Dataset rows
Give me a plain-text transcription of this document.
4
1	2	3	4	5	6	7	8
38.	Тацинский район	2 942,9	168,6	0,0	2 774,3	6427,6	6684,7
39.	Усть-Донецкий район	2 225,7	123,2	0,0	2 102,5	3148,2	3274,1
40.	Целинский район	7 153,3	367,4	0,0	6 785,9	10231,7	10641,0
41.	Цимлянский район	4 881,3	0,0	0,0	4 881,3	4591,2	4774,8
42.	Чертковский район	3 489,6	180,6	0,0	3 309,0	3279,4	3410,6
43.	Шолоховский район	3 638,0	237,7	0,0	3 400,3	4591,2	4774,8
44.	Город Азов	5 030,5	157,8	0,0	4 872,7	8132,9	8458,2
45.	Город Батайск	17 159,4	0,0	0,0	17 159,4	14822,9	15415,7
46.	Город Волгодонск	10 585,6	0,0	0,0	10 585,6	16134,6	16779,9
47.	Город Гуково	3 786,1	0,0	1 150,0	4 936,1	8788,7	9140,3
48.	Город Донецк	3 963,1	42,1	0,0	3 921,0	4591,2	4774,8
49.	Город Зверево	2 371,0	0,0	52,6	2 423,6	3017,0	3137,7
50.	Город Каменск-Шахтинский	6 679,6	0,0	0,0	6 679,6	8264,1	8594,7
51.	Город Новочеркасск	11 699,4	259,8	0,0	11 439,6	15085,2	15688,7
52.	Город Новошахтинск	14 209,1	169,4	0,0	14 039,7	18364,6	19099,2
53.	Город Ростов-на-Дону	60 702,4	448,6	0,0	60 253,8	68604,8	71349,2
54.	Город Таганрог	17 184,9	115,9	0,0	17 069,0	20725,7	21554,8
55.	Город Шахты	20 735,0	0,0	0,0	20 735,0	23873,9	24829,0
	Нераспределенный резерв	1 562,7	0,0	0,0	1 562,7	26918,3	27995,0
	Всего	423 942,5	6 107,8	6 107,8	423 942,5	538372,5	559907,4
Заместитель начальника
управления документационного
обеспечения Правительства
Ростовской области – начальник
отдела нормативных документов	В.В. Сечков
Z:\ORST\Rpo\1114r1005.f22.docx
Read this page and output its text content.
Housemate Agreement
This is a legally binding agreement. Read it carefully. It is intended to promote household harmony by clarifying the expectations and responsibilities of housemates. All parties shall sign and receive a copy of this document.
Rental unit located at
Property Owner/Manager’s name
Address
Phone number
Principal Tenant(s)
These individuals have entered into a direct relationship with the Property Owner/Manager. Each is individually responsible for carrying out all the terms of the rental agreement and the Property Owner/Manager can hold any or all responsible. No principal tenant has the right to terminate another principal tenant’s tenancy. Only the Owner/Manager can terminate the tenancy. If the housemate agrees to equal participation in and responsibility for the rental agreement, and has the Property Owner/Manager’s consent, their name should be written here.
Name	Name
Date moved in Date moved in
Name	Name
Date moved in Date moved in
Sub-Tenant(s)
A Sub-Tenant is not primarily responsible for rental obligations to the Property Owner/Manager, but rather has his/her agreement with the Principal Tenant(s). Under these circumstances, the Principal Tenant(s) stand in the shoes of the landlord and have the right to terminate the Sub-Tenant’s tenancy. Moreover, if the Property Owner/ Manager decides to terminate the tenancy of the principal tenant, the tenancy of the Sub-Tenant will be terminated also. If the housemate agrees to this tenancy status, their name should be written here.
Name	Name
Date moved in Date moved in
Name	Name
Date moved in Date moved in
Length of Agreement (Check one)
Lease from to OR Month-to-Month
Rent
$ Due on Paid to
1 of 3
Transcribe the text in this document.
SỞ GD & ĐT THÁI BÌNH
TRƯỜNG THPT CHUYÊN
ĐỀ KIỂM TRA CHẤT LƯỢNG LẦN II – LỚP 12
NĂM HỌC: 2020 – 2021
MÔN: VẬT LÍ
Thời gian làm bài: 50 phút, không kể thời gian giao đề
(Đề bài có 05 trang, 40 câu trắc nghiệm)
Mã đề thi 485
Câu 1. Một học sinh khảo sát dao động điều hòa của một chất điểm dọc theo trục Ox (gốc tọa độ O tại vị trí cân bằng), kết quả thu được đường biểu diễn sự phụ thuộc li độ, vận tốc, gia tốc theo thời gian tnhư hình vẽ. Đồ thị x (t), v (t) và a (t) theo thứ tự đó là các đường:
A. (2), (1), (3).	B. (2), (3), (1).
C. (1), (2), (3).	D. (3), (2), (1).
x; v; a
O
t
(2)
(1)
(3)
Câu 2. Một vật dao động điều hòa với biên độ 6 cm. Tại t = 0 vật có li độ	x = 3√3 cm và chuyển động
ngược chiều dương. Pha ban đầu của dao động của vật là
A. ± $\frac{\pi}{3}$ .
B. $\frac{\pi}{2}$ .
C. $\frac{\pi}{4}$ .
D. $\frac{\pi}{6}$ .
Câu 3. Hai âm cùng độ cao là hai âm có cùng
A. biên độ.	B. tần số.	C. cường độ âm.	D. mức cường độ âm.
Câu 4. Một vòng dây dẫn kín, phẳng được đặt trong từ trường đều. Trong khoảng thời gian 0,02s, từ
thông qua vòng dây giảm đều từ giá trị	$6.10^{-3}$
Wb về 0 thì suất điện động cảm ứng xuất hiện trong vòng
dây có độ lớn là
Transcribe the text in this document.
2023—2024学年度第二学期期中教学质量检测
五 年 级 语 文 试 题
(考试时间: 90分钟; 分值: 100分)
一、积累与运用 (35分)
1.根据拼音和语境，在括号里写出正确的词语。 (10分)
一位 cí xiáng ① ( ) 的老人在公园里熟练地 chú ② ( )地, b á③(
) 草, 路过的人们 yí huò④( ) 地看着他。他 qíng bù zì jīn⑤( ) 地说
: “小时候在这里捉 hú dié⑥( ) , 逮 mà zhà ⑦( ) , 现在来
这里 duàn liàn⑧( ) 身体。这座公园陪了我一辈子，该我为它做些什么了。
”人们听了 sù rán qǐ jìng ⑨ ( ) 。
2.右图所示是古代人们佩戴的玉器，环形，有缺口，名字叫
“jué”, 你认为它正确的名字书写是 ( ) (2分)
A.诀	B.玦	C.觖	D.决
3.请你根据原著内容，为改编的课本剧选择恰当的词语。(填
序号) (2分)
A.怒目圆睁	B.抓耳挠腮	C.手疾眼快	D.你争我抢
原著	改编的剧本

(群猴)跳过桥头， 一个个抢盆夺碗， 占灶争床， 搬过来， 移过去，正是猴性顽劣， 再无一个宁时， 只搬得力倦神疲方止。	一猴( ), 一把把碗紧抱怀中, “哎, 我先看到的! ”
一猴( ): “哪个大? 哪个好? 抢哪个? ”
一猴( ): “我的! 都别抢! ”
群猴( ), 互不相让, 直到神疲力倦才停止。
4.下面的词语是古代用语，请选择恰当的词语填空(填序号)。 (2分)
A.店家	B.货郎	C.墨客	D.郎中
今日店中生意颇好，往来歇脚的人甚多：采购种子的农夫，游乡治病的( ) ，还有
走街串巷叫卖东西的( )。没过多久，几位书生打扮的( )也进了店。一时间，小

OBJECTIVE | Repeat all the entries exactly as given.

TASK RESPONSE |
Give me a plain-text transcription of this document.
4
1	2	3	4	5	6	7	8
38.	Тацинский район	2 942,9	168,6	0,0	2 774,3	6427,6	6684,7
39.	Усть-Донецкий район	2 225,7	123,2	0,0	2 102,5	3148,2	3274,1
40.	Целинский район	7 153,3	367,4	0,0	6 785,9	10231,7	10641,0
41.	Цимлянский район	4 881,3	0,0	0,0	4 881,3	4591,2	4774,8
42.	Чертковский район	3 489,6	180,6	0,0	3 309,0	3279,4	3410,6
43.	Шолоховский район	3 638,0	237,7	0,0	3 400,3	4591,2	4774,8
44.	Город Азов	5 030,5	157,8	0,0	4 872,7	8132,9	8458,2
45.	Город Батайск	17 159,4	0,0	0,0	17 159,4	14822,9	15415,7
46.	Город Волгодонск	10 585,6	0,0	0,0	10 585,6	16134,6	16779,9
47.	Город Гуково	3 786,1	0,0	1 150,0	4 936,1	8788,7	9140,3
48.	Город Донецк	3 963,1	42,1	0,0	3 921,0	4591,2	4774,8
49.	Город Зверево	2 371,0	0,0	52,6	2 423,6	3017,0	3137,7
50.	Город Каменск-Шахтинский	6 679,6	0,0	0,0	6 679,6	8264,1	8594,7
51.	Город Новочеркасск	11 699,4	259,8	0,0	11 439,6	15085,2	15688,7
52.	Город Новошахтинск	14 209,1	169,4	0,0	14 039,7	18364,6	19099,2
53.	Город Ростов-на-Дону	60 702,4	448,6	0,0	60 253,8	68604,8	71349,2
54.	Город Таганрог	17 184,9	115,9	0,0	17 069,0	20725,7	21554,8
55.	Город Шахты	20 735,0	0,0	0,0	20 735,0	23873,9	24829,0
	Нераспределенный резерв	1 562,7	0,0	0,0	1 562,7	26918,3	27995,0
	Всего	423 942,5	6 107,8	6 107,8	423 942,5	538372,5	559907,4
Заместитель начальника
управления документационного
обеспечения Правительства
Ростовской области – начальник
отдела нормативных документов	В.В. Сечков
Z:\ORST\Rpo\1114r1005.f22.docx
Read this page and output its text content.
Housemate Agreement
This is a legally binding agreement. Read it carefully. It is intended to promote household harmony by clarifying the expectations and responsibilities of housemates. All parties shall sign and receive a copy of this document.
Rental unit located at
Property Owner/Manager’s name
Address
Phone number
Principal Tenant(s)
These individuals have entered into a direct relationship with the Property Owner/Manager. Each is individually responsible for carrying out all the terms of the rental agreement and the Property Owner/Manager can hold any or all responsible. No principal tenant has the right to terminate another principal tenant’s tenancy. Only the Owner/Manager can terminate the tenancy. If the housemate agrees to equal participation in and responsibility for the rental agreement, and has the Property Owner/Manager’s consent, their name should be written here.
Name	Name
Date moved in Date moved in
Name	Name
Date moved in Date moved in
Sub-Tenant(s)
A Sub-Tenant is not primarily responsible for rental obligations to the Property Owner/Manager, but rather has his/her agreement with the Principal Tenant(s). Under these circumstances, the Principal Tenant(s) stand in the shoes of the landlord and have the right to terminate the Sub-Tenant’s tenancy. Moreover, if the Property Owner/ Manager decides to terminate the tenancy of the principal tenant, the tenancy of the Sub-Tenant will be terminated also. If the housemate agrees to this tenancy status, their name should be written here.
Name	Name
Date moved in Date moved in
Name	Name
Date moved in Date moved in
Length of Agreement (Check one)
Lease from to OR Month-to-Month
Rent
$ Due on Paid to
1 of 3
Transcribe the text in this document.
SỞ GD & ĐT THÁI BÌNH
TRƯỜNG THPT CHUYÊN
ĐỀ KIỂM TRA CHẤT LƯỢNG LẦN II – LỚP 12
NĂM HỌC: 2020 – 2021
MÔN: VẬT LÍ
Thời gian làm bài: 50 phút, không kể thời gian giao đề
(Đề bài có 05 trang, 40 câu trắc nghiệm)
Mã đề thi 485
Câu 1. Một học sinh khảo sát dao động điều hòa của một chất điểm dọc theo trục Ox (gốc tọa độ O tại vị trí cân bằng), kết quả thu được đường biểu diễn sự phụ thuộc li độ, vận tốc, gia tốc theo thời gian tnhư hình vẽ. Đồ thị x (t), v (t) và a (t) theo thứ tự đó là các đường:
A. (2), (1), (3).	B. (2), (3), (1).
C. (1), (2), (3).	D. (3), (2), (1).
x; v; a
O
t
(2)
(1)
(3)
Câu 2. Một vật dao động điều hòa với biên độ 6 cm. Tại t = 0 vật có li độ	x = 3√3 cm và chuyển động
ngược chiều dương. Pha ban đầu của dao động của vật là
A. ± $\frac{\pi}{3}$ .
B. $\frac{\pi}{2}$ .
C. $\frac{\pi}{4}$ .
D. $\frac{\pi}{6}$ .
Câu 3. Hai âm cùng độ cao là hai âm có cùng
A. biên độ.	B. tần số.	C. cường độ âm.	D. mức cường độ âm.
Câu 4. Một vòng dây dẫn kín, phẳng được đặt trong từ trường đều. Trong khoảng thời gian 0,02s, từ
thông qua vòng dây giảm đều từ giá trị	$6.10^{-3}$
Wb về 0 thì suất điện động cảm ứng xuất hiện trong vòng
dây có độ lớn là
Transcribe the text in this document.
2023—2024学年度第二学期期中教学质量检测
五 年 级 语 文 试 题
(考试时间: 90分钟; 分值: 100分)
一、积累与运用 (35分)
1.根据拼音和语境，在括号里写出正确的词语。 (10分)
一位 cí xiáng ① ( ) 的老人在公园里熟练地 chú ② ( )地, b á③(
) 草, 路过的人们 yí huò④( ) 地看着他。他 qíng bù zì jīn⑤( ) 地说
: “小时候在这里捉 hú dié⑥( ) , 逮 mà zhà ⑦( ) , 现在来
这里 duàn liàn⑧( ) 身体。这座公园陪了我一辈子，该我为它做些什么了。
”人们听了 sù rán qǐ jìng ⑨ ( ) 。
2.右图所示是古代人们佩戴的玉器，环形，有缺口，名字叫
“jué”, 你认为它正确的名字书写是 ( ) (2分)
A.诀	B.玦	C.觖	D.决
3.请你根据原著内容，为改编的课本剧选择恰当的词语。(填
序号) (2分)
A.怒目圆睁	B.抓耳挠腮	C.手疾眼快	D.你争我抢
原著	改编的剧本

(群猴)跳过桥头， 一个个抢盆夺碗， 占灶争床， 搬过来， 移过去，正是猴性顽劣， 再无一个宁时， 只搬得力倦神疲方止。	一猴( ), 一把把碗紧抱怀中, “哎, 我先看到的! ”
一猴( ): “哪个大? 哪个好? 抢哪个? ”
一猴( ): “我的! 都别抢! ”
群猴( ), 互不相让, 直到神疲力倦才停止。
4.下面的词语是古代用语，请选择恰当的词语填空(填序号)。 (2分)
A.店家	B.货郎	C.墨客	D.郎中
今日店中生意颇好，往来歇脚的人甚多：采购种子的农夫，游乡治病的( ) ，还有
走街串巷叫卖东西的( )。没过多久，几位书生打扮的( )也进了店。一时间，小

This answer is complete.